## START Data shown

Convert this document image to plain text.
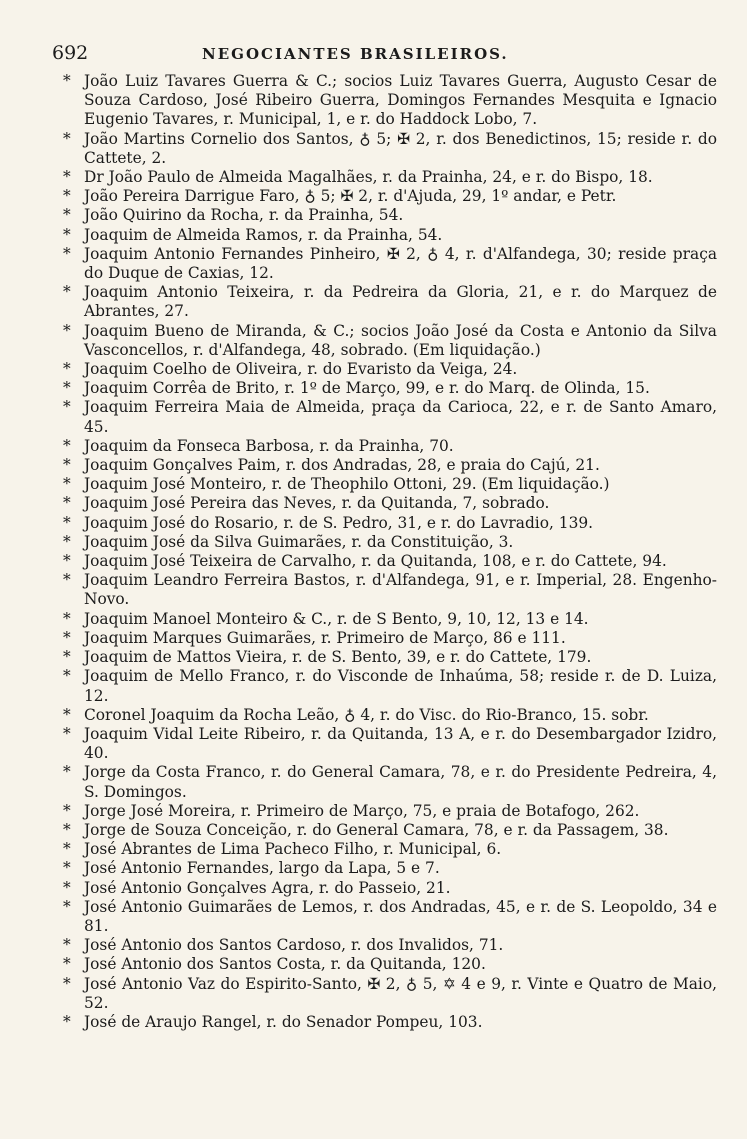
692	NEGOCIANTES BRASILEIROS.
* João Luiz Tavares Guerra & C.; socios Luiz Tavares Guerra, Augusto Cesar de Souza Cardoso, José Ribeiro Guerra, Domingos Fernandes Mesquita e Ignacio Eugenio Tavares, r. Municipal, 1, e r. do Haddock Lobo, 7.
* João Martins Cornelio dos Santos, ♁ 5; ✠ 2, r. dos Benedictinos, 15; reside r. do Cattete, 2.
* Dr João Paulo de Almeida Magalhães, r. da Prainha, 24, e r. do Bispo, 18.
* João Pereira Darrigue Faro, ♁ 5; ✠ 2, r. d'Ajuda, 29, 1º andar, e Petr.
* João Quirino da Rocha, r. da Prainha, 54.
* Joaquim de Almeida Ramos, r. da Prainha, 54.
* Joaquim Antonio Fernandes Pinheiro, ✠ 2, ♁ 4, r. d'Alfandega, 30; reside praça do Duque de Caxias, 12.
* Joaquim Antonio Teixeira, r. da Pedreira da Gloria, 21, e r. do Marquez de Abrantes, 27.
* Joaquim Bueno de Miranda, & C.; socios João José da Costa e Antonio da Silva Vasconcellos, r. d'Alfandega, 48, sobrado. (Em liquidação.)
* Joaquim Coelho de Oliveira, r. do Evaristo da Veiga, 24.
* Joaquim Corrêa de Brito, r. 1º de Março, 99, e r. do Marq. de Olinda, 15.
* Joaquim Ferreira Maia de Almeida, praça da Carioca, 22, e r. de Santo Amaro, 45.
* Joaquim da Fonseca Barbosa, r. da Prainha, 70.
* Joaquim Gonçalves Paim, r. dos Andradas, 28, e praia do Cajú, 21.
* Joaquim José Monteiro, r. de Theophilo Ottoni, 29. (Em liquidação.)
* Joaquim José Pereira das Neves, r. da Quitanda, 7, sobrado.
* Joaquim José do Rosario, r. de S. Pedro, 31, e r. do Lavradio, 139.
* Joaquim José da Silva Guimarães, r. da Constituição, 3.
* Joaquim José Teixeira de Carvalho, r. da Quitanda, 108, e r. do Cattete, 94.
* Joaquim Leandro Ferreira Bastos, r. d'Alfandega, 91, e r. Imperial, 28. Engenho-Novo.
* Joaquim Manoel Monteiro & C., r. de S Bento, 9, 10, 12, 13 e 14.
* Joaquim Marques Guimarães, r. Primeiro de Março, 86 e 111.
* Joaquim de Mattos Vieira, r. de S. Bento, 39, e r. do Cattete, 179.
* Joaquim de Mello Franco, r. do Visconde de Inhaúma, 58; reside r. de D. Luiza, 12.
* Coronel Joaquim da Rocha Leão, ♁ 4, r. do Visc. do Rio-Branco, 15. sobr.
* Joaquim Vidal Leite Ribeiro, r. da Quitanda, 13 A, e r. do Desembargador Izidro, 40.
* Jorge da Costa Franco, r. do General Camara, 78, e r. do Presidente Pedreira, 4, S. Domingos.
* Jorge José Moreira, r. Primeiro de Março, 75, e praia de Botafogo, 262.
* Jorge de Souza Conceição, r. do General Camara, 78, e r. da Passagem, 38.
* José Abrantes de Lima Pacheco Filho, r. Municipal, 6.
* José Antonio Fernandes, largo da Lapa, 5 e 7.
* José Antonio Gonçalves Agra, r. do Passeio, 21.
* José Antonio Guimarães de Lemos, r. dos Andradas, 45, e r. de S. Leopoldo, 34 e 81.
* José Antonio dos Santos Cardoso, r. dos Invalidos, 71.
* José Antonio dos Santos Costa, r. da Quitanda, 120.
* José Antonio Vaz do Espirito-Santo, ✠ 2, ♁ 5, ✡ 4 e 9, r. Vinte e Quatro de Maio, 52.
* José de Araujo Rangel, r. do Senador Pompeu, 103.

## END Data shown
## START Data shown

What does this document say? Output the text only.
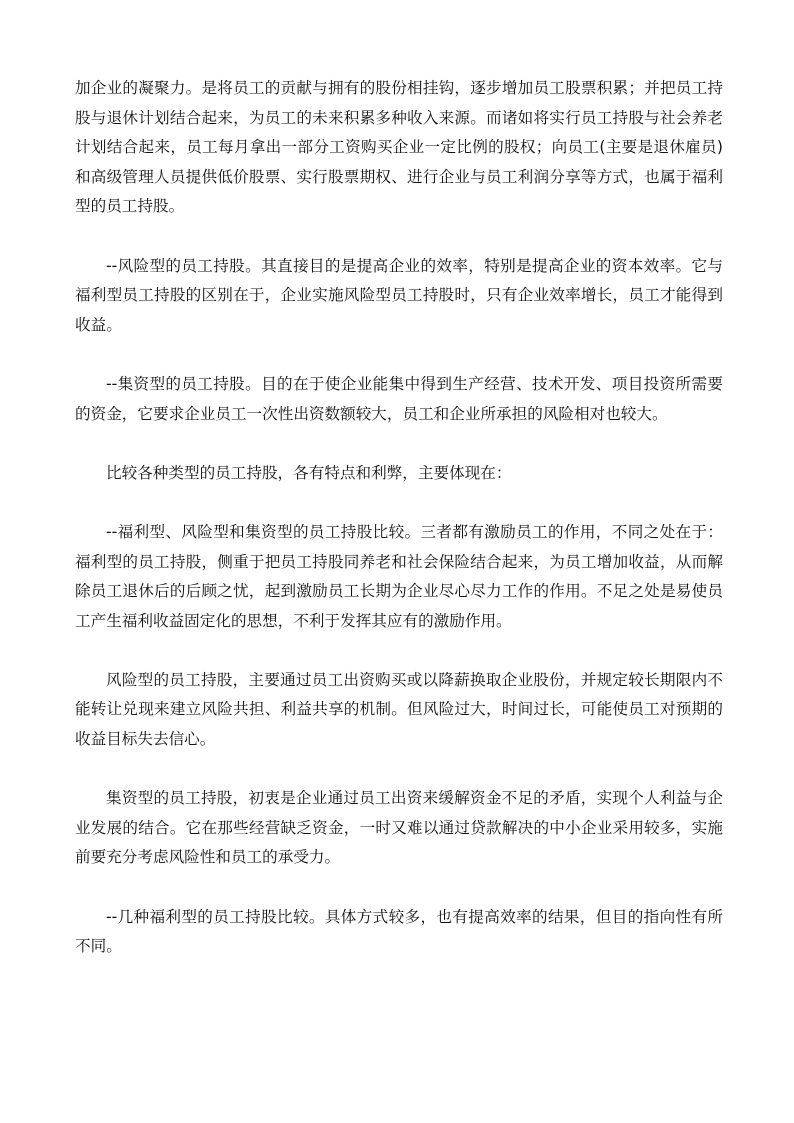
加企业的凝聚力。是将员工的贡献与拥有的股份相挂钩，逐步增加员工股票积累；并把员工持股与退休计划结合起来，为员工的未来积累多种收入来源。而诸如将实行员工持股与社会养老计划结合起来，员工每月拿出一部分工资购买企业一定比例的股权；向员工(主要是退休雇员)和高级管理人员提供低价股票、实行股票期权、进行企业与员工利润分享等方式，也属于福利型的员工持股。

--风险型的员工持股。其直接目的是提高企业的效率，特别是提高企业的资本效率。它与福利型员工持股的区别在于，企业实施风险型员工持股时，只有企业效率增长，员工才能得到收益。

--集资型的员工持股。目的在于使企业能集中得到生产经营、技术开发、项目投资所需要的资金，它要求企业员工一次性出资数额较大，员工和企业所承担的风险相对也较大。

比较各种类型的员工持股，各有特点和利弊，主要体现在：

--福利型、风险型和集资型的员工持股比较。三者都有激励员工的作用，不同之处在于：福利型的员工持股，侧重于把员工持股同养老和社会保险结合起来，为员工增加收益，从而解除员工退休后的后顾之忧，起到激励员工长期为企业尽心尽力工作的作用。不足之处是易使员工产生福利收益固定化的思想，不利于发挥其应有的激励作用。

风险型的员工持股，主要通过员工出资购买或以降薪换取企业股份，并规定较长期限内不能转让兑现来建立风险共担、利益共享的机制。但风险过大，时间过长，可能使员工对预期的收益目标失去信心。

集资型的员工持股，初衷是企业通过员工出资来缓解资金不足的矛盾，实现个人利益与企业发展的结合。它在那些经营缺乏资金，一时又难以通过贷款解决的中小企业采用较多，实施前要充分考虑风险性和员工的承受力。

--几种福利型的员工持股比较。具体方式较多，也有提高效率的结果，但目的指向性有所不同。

## END Data shown

== To do ==
Your task is to gather all lines from the entries above that hold the word "this".

== Complete response ==
Convert this document image to plain text.
What does this document say? Output the text only.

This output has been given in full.